___ Provided data ___
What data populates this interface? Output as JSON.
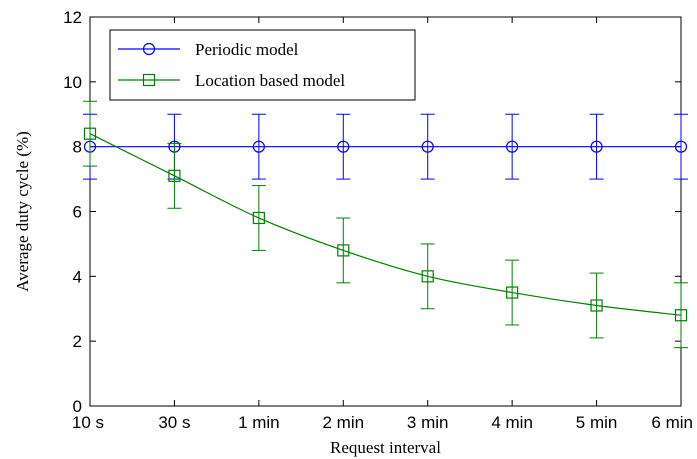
{
  "chart_data": {
    "type": "line",
    "title": "",
    "xlabel": "Request interval",
    "ylabel": "Average duty cycle (%)",
    "categories": [
      "10 s",
      "30 s",
      "1 min",
      "2 min",
      "3 min",
      "4 min",
      "5 min",
      "6 min"
    ],
    "ylim": [
      0,
      12
    ],
    "yticks": [
      0,
      2,
      4,
      6,
      8,
      10,
      12
    ],
    "grid": false,
    "legend_position": "top-left",
    "series": [
      {
        "name": "Periodic model",
        "color": "#0000ff",
        "marker": "circle",
        "values": [
          8,
          8,
          8,
          8,
          8,
          8,
          8,
          8
        ],
        "error_low": [
          7,
          7,
          7,
          7,
          7,
          7,
          7,
          7
        ],
        "error_high": [
          9,
          9,
          9,
          9,
          9,
          9,
          9,
          9
        ]
      },
      {
        "name": "Location based model",
        "color": "#008000",
        "marker": "square",
        "values": [
          8.4,
          7.1,
          5.8,
          4.8,
          4.0,
          3.5,
          3.1,
          2.8
        ],
        "error_low": [
          7.4,
          6.1,
          4.8,
          3.8,
          3.0,
          2.5,
          2.1,
          1.8
        ],
        "error_high": [
          9.4,
          8.1,
          6.8,
          5.8,
          5.0,
          4.5,
          4.1,
          3.8
        ]
      }
    ]
  }
}
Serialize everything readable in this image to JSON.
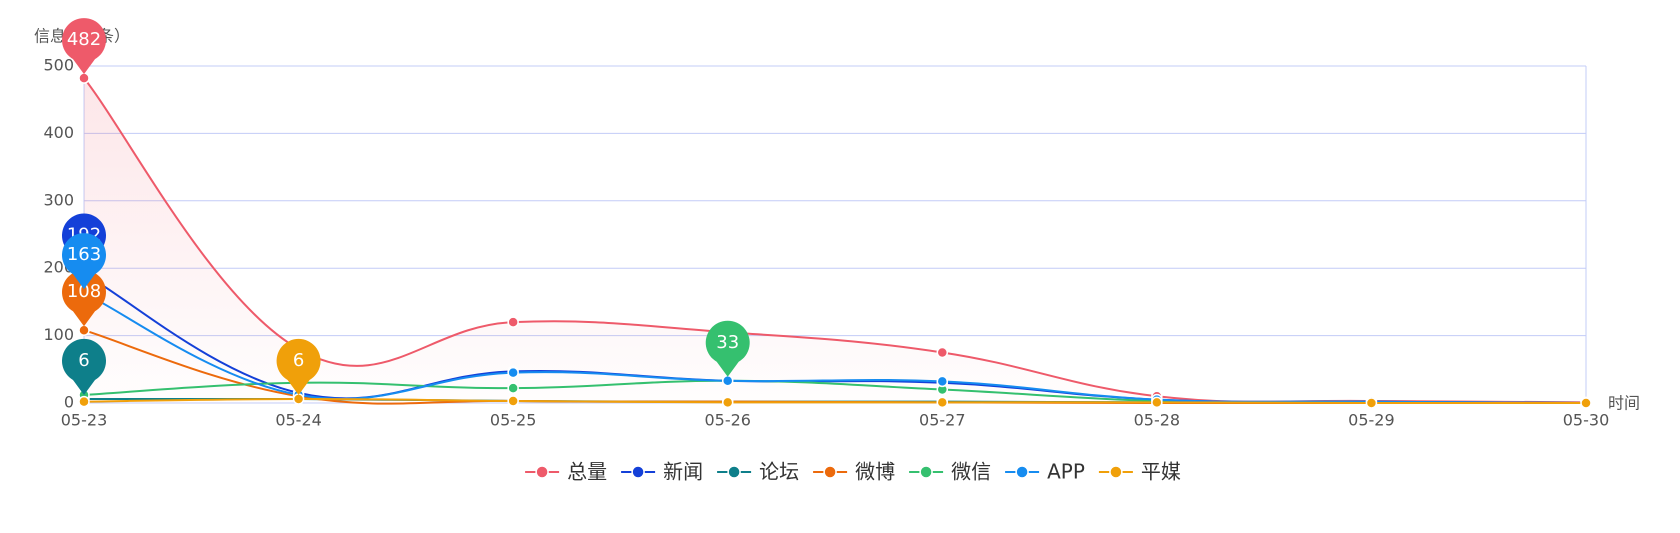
{
  "chart_data": {
    "type": "line",
    "y_axis_label": "信息量（条）",
    "x_axis_label": "时间",
    "categories": [
      "05-23",
      "05-24",
      "05-25",
      "05-26",
      "05-27",
      "05-28",
      "05-29",
      "05-30"
    ],
    "ylim": [
      0,
      500
    ],
    "yticks": [
      0,
      100,
      200,
      300,
      400,
      500
    ],
    "grid": true,
    "series": [
      {
        "name": "总量",
        "color": "#ee5a6a",
        "values": [
          482,
          80,
          120,
          105,
          75,
          10,
          3,
          1
        ]
      },
      {
        "name": "新闻",
        "color": "#1440d8",
        "values": [
          192,
          15,
          47,
          33,
          30,
          5,
          2,
          0
        ]
      },
      {
        "name": "论坛",
        "color": "#0e7f8a",
        "values": [
          6,
          6,
          3,
          2,
          2,
          1,
          0,
          0
        ]
      },
      {
        "name": "微博",
        "color": "#ec6a0c",
        "values": [
          108,
          10,
          3,
          2,
          1,
          0,
          0,
          0
        ]
      },
      {
        "name": "微信",
        "color": "#35c06f",
        "values": [
          12,
          30,
          22,
          33,
          20,
          3,
          1,
          0
        ]
      },
      {
        "name": "APP",
        "color": "#168cf0",
        "values": [
          163,
          12,
          45,
          33,
          32,
          5,
          2,
          0
        ]
      },
      {
        "name": "平媒",
        "color": "#f0a00a",
        "values": [
          2,
          6,
          3,
          1,
          1,
          1,
          0,
          0
        ]
      }
    ]
  }
}
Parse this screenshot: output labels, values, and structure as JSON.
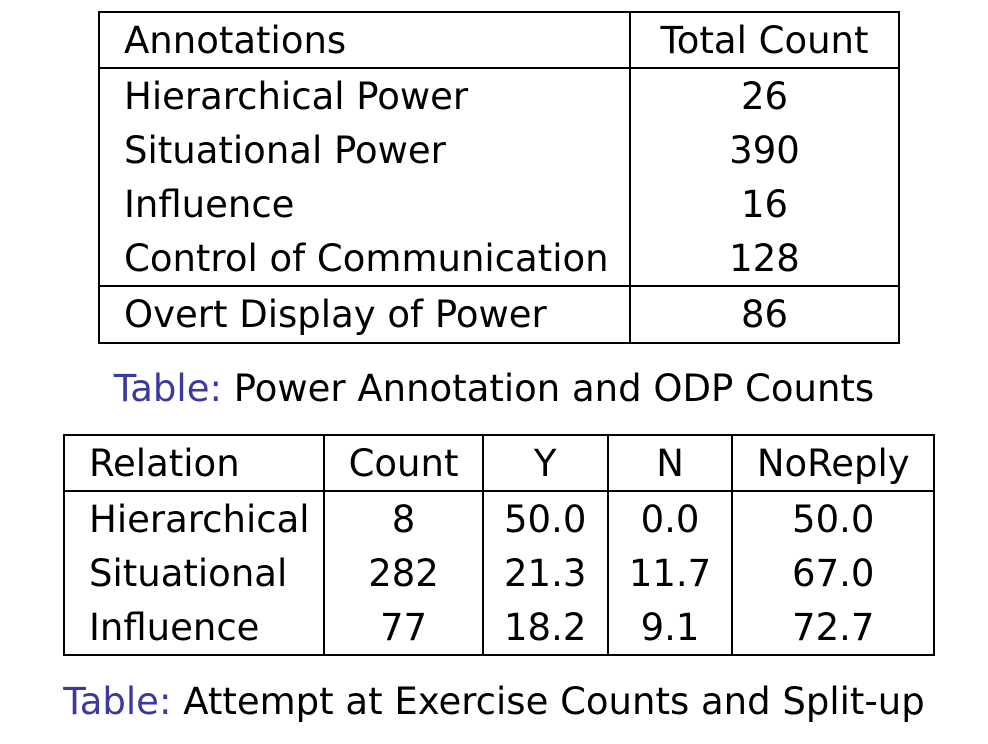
{
  "table1": {
    "headers": [
      "Annotations",
      "Total Count"
    ],
    "rows": [
      [
        "Hierarchical Power",
        "26"
      ],
      [
        "Situational Power",
        "390"
      ],
      [
        "Influence",
        "16"
      ],
      [
        "Control of Communication",
        "128"
      ]
    ],
    "footer_row": [
      "Overt Display of Power",
      "86"
    ],
    "caption_prefix": "Table:",
    "caption_text": "Power Annotation and ODP Counts"
  },
  "table2": {
    "headers": [
      "Relation",
      "Count",
      "Y",
      "N",
      "NoReply"
    ],
    "rows": [
      [
        "Hierarchical",
        "8",
        "50.0",
        "0.0",
        "50.0"
      ],
      [
        "Situational",
        "282",
        "21.3",
        "11.7",
        "67.0"
      ],
      [
        "Influence",
        "77",
        "18.2",
        "9.1",
        "72.7"
      ]
    ],
    "caption_prefix": "Table:",
    "caption_text": "Attempt at Exercise Counts and Split-up"
  },
  "colors": {
    "caption_prefix": "#3a3a9c",
    "text": "#000000",
    "border": "#000000"
  }
}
___
» Work to do
All the records above need to be given again word for word. Skip the pictures.

» Exercise answer
What data populates this interface? Output as JSON.
{
  "chart_data": {
    "type": "line",
    "title": "",
    "xlabel": "Request interval",
    "ylabel": "Average duty cycle (%)",
    "categories": [
      "10 s",
      "30 s",
      "1 min",
      "2 min",
      "3 min",
      "4 min",
      "5 min",
      "6 min"
    ],
    "ylim": [
      0,
      12
    ],
    "yticks": [
      0,
      2,
      4,
      6,
      8,
      10,
      12
    ],
    "grid": false,
    "legend_position": "top-left",
    "series": [
      {
        "name": "Periodic model",
        "color": "#0000ff",
        "marker": "circle",
        "values": [
          8,
          8,
          8,
          8,
          8,
          8,
          8,
          8
        ],
        "error_low": [
          7,
          7,
          7,
          7,
          7,
          7,
          7,
          7
        ],
        "error_high": [
          9,
          9,
          9,
          9,
          9,
          9,
          9,
          9
        ]
      },
      {
        "name": "Location based model",
        "color": "#008000",
        "marker": "square",
        "values": [
          8.4,
          7.1,
          5.8,
          4.8,
          4.0,
          3.5,
          3.1,
          2.8
        ],
        "error_low": [
          7.4,
          6.1,
          4.8,
          3.8,
          3.0,
          2.5,
          2.1,
          1.8
        ],
        "error_high": [
          9.4,
          8.1,
          6.8,
          5.8,
          5.0,
          4.5,
          4.1,
          3.8
        ]
      }
    ]
  }
}
Serialize everything readable in this image to JSON.
{
  "chart_data": {
    "type": "line",
    "y_axis_label": "信息量（条）",
    "x_axis_label": "时间",
    "categories": [
      "05-23",
      "05-24",
      "05-25",
      "05-26",
      "05-27",
      "05-28",
      "05-29",
      "05-30"
    ],
    "ylim": [
      0,
      500
    ],
    "yticks": [
      0,
      100,
      200,
      300,
      400,
      500
    ],
    "grid": true,
    "series": [
      {
        "name": "总量",
        "color": "#ee5a6a",
        "values": [
          482,
          80,
          120,
          105,
          75,
          10,
          3,
          1
        ]
      },
      {
        "name": "新闻",
        "color": "#1440d8",
        "values": [
          192,
          15,
          47,
          33,
          30,
          5,
          2,
          0
        ]
      },
      {
        "name": "论坛",
        "color": "#0e7f8a",
        "values": [
          6,
          6,
          3,
          2,
          2,
          1,
          0,
          0
        ]
      },
      {
        "name": "微博",
        "color": "#ec6a0c",
        "values": [
          108,
          10,
          3,
          2,
          1,
          0,
          0,
          0
        ]
      },
      {
        "name": "微信",
        "color": "#35c06f",
        "values": [
          12,
          30,
          22,
          33,
          20,
          3,
          1,
          0
        ]
      },
      {
        "name": "APP",
        "color": "#168cf0",
        "values": [
          163,
          12,
          45,
          33,
          32,
          5,
          2,
          0
        ]
      },
      {
        "name": "平媒",
        "color": "#f0a00a",
        "values": [
          2,
          6,
          3,
          1,
          1,
          1,
          0,
          0
        ]
      }
    ]
  }
}
Parse this screenshot: output labels, values, and structure as JSON.
{
  "table1": {
    "headers": [
      "Annotations",
      "Total Count"
    ],
    "rows": [
      [
        "Hierarchical Power",
        "26"
      ],
      [
        "Situational Power",
        "390"
      ],
      [
        "Influence",
        "16"
      ],
      [
        "Control of Communication",
        "128"
      ]
    ],
    "footer_row": [
      "Overt Display of Power",
      "86"
    ],
    "caption_prefix": "Table:",
    "caption_text": "Power Annotation and ODP Counts"
  },
  "table2": {
    "headers": [
      "Relation",
      "Count",
      "Y",
      "N",
      "NoReply"
    ],
    "rows": [
      [
        "Hierarchical",
        "8",
        "50.0",
        "0.0",
        "50.0"
      ],
      [
        "Situational",
        "282",
        "21.3",
        "11.7",
        "67.0"
      ],
      [
        "Influence",
        "77",
        "18.2",
        "9.1",
        "72.7"
      ]
    ],
    "caption_prefix": "Table:",
    "caption_text": "Attempt at Exercise Counts and Split-up"
  },
  "colors": {
    "caption_prefix": "#3a3a9c",
    "text": "#000000",
    "border": "#000000"
  }
}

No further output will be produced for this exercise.